:: Records for the exercise ::

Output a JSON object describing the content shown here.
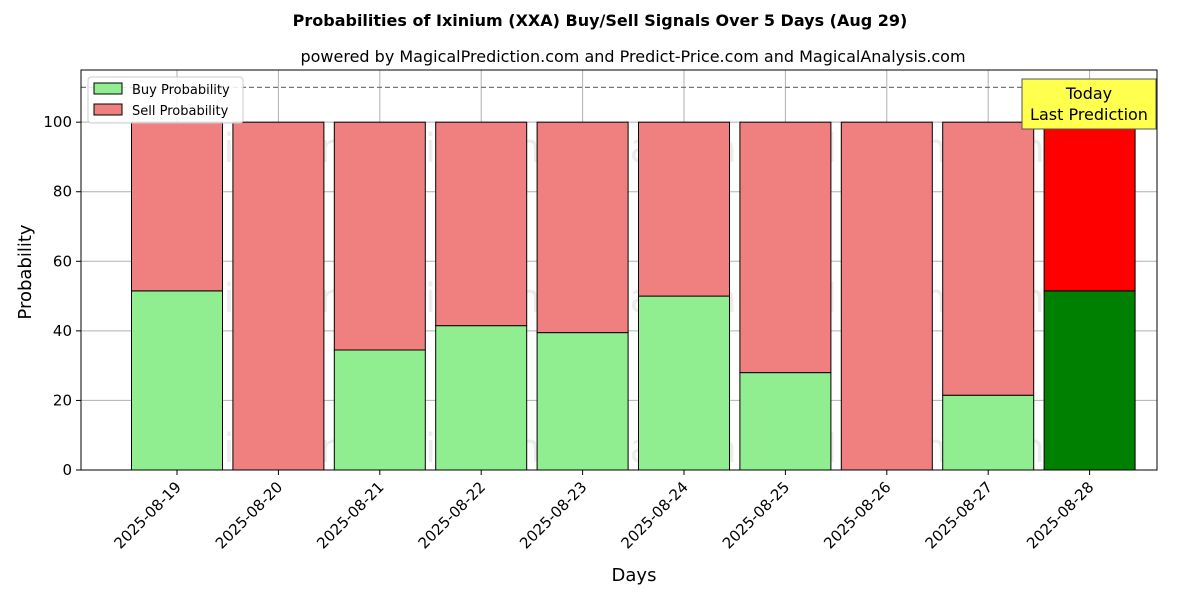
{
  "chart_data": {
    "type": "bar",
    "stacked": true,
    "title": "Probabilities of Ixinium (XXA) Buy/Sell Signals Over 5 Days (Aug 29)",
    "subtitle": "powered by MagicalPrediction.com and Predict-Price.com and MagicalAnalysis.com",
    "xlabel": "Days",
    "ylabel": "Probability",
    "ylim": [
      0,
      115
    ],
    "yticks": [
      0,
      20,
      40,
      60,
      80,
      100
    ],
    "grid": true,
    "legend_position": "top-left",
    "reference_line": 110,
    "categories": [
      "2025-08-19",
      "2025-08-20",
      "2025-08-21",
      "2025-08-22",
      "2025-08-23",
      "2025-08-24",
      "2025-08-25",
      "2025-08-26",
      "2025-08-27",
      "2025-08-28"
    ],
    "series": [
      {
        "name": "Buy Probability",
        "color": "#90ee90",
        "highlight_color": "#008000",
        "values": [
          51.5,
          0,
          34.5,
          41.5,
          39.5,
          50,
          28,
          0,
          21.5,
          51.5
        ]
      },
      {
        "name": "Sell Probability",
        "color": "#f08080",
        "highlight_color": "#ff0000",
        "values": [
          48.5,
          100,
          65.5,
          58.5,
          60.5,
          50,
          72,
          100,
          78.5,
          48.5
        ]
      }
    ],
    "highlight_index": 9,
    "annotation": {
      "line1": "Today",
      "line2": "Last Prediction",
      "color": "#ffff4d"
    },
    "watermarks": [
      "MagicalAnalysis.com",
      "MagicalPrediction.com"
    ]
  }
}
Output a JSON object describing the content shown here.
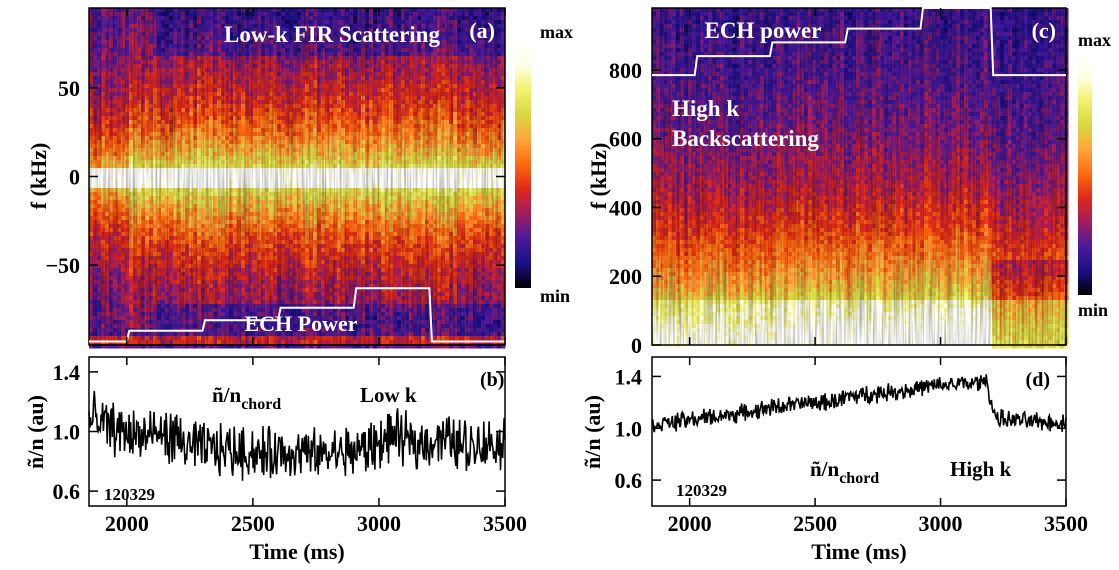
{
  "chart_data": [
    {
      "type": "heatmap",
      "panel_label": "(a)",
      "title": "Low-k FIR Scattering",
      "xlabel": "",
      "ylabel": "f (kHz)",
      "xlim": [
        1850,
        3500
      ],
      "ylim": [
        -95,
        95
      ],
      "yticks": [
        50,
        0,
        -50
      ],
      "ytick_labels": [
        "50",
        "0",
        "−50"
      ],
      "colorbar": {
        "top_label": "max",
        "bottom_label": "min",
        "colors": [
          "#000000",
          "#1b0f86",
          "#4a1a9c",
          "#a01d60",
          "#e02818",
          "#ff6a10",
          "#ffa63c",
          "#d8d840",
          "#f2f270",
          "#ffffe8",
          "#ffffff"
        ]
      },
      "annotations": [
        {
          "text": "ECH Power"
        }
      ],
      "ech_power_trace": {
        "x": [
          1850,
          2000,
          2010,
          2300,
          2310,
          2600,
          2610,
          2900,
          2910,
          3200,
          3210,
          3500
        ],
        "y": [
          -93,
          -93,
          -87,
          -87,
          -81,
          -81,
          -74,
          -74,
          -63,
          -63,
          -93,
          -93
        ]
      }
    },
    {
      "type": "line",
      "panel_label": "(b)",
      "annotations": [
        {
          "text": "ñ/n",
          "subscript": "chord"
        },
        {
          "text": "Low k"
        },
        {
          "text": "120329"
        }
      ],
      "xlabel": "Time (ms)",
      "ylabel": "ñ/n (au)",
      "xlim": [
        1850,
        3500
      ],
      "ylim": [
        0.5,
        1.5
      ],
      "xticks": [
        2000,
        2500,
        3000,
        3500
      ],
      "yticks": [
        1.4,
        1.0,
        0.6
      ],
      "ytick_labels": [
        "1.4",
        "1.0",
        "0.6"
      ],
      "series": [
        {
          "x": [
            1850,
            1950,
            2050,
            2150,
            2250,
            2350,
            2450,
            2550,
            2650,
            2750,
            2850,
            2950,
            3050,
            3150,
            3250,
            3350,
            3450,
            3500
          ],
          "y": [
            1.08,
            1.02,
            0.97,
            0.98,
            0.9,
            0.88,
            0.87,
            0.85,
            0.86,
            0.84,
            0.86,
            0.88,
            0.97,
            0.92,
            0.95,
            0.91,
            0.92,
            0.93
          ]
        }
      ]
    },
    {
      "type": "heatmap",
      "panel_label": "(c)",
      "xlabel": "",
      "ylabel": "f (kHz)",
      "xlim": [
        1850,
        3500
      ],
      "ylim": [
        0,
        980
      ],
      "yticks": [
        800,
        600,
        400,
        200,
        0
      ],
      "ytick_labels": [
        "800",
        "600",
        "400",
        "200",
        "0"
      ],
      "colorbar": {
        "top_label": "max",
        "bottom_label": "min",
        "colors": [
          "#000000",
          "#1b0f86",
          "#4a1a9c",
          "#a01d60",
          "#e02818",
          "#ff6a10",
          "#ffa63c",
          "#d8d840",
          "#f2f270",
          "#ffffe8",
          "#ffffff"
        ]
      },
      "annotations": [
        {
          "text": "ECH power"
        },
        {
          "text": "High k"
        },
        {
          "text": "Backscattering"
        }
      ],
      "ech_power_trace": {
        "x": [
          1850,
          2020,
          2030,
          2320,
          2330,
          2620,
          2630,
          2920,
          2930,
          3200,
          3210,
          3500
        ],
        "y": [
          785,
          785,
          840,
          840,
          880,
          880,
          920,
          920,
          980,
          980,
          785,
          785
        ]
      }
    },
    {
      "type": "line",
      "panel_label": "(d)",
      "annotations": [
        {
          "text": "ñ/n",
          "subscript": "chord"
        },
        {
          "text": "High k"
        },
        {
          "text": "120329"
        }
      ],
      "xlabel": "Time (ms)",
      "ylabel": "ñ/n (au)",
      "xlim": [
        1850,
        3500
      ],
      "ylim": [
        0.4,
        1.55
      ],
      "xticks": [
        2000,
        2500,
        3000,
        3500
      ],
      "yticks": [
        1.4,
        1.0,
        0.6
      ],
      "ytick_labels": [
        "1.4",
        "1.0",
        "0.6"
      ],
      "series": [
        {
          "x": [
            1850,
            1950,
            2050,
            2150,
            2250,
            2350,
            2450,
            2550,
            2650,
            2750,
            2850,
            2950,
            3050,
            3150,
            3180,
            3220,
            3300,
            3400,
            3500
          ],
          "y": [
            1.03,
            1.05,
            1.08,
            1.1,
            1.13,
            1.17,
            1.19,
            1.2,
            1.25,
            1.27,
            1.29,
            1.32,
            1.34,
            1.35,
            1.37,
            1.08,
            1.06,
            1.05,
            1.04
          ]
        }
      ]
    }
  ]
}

:::

What is being asked:
Quote each record exactly as it stands, minus the pictures.

Solution to this exercise:
Output a JSON object describing the content shown here.
{
  "chart_data": {
    "type": "bar",
    "stacked": true,
    "title": "Probabilities of Ixinium (XXA) Buy/Sell Signals Over 5 Days (Aug 29)",
    "subtitle": "powered by MagicalPrediction.com and Predict-Price.com and MagicalAnalysis.com",
    "xlabel": "Days",
    "ylabel": "Probability",
    "ylim": [
      0,
      115
    ],
    "yticks": [
      0,
      20,
      40,
      60,
      80,
      100
    ],
    "grid": true,
    "legend_position": "top-left",
    "reference_line": 110,
    "categories": [
      "2025-08-19",
      "2025-08-20",
      "2025-08-21",
      "2025-08-22",
      "2025-08-23",
      "2025-08-24",
      "2025-08-25",
      "2025-08-26",
      "2025-08-27",
      "2025-08-28"
    ],
    "series": [
      {
        "name": "Buy Probability",
        "color": "#90ee90",
        "highlight_color": "#008000",
        "values": [
          51.5,
          0,
          34.5,
          41.5,
          39.5,
          50,
          28,
          0,
          21.5,
          51.5
        ]
      },
      {
        "name": "Sell Probability",
        "color": "#f08080",
        "highlight_color": "#ff0000",
        "values": [
          48.5,
          100,
          65.5,
          58.5,
          60.5,
          50,
          72,
          100,
          78.5,
          48.5
        ]
      }
    ],
    "highlight_index": 9,
    "annotation": {
      "line1": "Today",
      "line2": "Last Prediction",
      "color": "#ffff4d"
    },
    "watermarks": [
      "MagicalAnalysis.com",
      "MagicalPrediction.com"
    ]
  }
}
Output a JSON object describing the content shown here.
{
  "chart_data": [
    {
      "type": "heatmap",
      "panel_label": "(a)",
      "title": "Low-k FIR Scattering",
      "xlabel": "",
      "ylabel": "f (kHz)",
      "xlim": [
        1850,
        3500
      ],
      "ylim": [
        -95,
        95
      ],
      "yticks": [
        50,
        0,
        -50
      ],
      "ytick_labels": [
        "50",
        "0",
        "−50"
      ],
      "colorbar": {
        "top_label": "max",
        "bottom_label": "min",
        "colors": [
          "#000000",
          "#1b0f86",
          "#4a1a9c",
          "#a01d60",
          "#e02818",
          "#ff6a10",
          "#ffa63c",
          "#d8d840",
          "#f2f270",
          "#ffffe8",
          "#ffffff"
        ]
      },
      "annotations": [
        {
          "text": "ECH Power"
        }
      ],
      "ech_power_trace": {
        "x": [
          1850,
          2000,
          2010,
          2300,
          2310,
          2600,
          2610,
          2900,
          2910,
          3200,
          3210,
          3500
        ],
        "y": [
          -93,
          -93,
          -87,
          -87,
          -81,
          -81,
          -74,
          -74,
          -63,
          -63,
          -93,
          -93
        ]
      }
    },
    {
      "type": "line",
      "panel_label": "(b)",
      "annotations": [
        {
          "text": "ñ/n",
          "subscript": "chord"
        },
        {
          "text": "Low k"
        },
        {
          "text": "120329"
        }
      ],
      "xlabel": "Time (ms)",
      "ylabel": "ñ/n (au)",
      "xlim": [
        1850,
        3500
      ],
      "ylim": [
        0.5,
        1.5
      ],
      "xticks": [
        2000,
        2500,
        3000,
        3500
      ],
      "yticks": [
        1.4,
        1.0,
        0.6
      ],
      "ytick_labels": [
        "1.4",
        "1.0",
        "0.6"
      ],
      "series": [
        {
          "x": [
            1850,
            1950,
            2050,
            2150,
            2250,
            2350,
            2450,
            2550,
            2650,
            2750,
            2850,
            2950,
            3050,
            3150,
            3250,
            3350,
            3450,
            3500
          ],
          "y": [
            1.08,
            1.02,
            0.97,
            0.98,
            0.9,
            0.88,
            0.87,
            0.85,
            0.86,
            0.84,
            0.86,
            0.88,
            0.97,
            0.92,
            0.95,
            0.91,
            0.92,
            0.93
          ]
        }
      ]
    },
    {
      "type": "heatmap",
      "panel_label": "(c)",
      "xlabel": "",
      "ylabel": "f (kHz)",
      "xlim": [
        1850,
        3500
      ],
      "ylim": [
        0,
        980
      ],
      "yticks": [
        800,
        600,
        400,
        200,
        0
      ],
      "ytick_labels": [
        "800",
        "600",
        "400",
        "200",
        "0"
      ],
      "colorbar": {
        "top_label": "max",
        "bottom_label": "min",
        "colors": [
          "#000000",
          "#1b0f86",
          "#4a1a9c",
          "#a01d60",
          "#e02818",
          "#ff6a10",
          "#ffa63c",
          "#d8d840",
          "#f2f270",
          "#ffffe8",
          "#ffffff"
        ]
      },
      "annotations": [
        {
          "text": "ECH power"
        },
        {
          "text": "High k"
        },
        {
          "text": "Backscattering"
        }
      ],
      "ech_power_trace": {
        "x": [
          1850,
          2020,
          2030,
          2320,
          2330,
          2620,
          2630,
          2920,
          2930,
          3200,
          3210,
          3500
        ],
        "y": [
          785,
          785,
          840,
          840,
          880,
          880,
          920,
          920,
          980,
          980,
          785,
          785
        ]
      }
    },
    {
      "type": "line",
      "panel_label": "(d)",
      "annotations": [
        {
          "text": "ñ/n",
          "subscript": "chord"
        },
        {
          "text": "High k"
        },
        {
          "text": "120329"
        }
      ],
      "xlabel": "Time (ms)",
      "ylabel": "ñ/n (au)",
      "xlim": [
        1850,
        3500
      ],
      "ylim": [
        0.4,
        1.55
      ],
      "xticks": [
        2000,
        2500,
        3000,
        3500
      ],
      "yticks": [
        1.4,
        1.0,
        0.6
      ],
      "ytick_labels": [
        "1.4",
        "1.0",
        "0.6"
      ],
      "series": [
        {
          "x": [
            1850,
            1950,
            2050,
            2150,
            2250,
            2350,
            2450,
            2550,
            2650,
            2750,
            2850,
            2950,
            3050,
            3150,
            3180,
            3220,
            3300,
            3400,
            3500
          ],
          "y": [
            1.03,
            1.05,
            1.08,
            1.1,
            1.13,
            1.17,
            1.19,
            1.2,
            1.25,
            1.27,
            1.29,
            1.32,
            1.34,
            1.35,
            1.37,
            1.08,
            1.06,
            1.05,
            1.04
          ]
        }
      ]
    }
  ]
}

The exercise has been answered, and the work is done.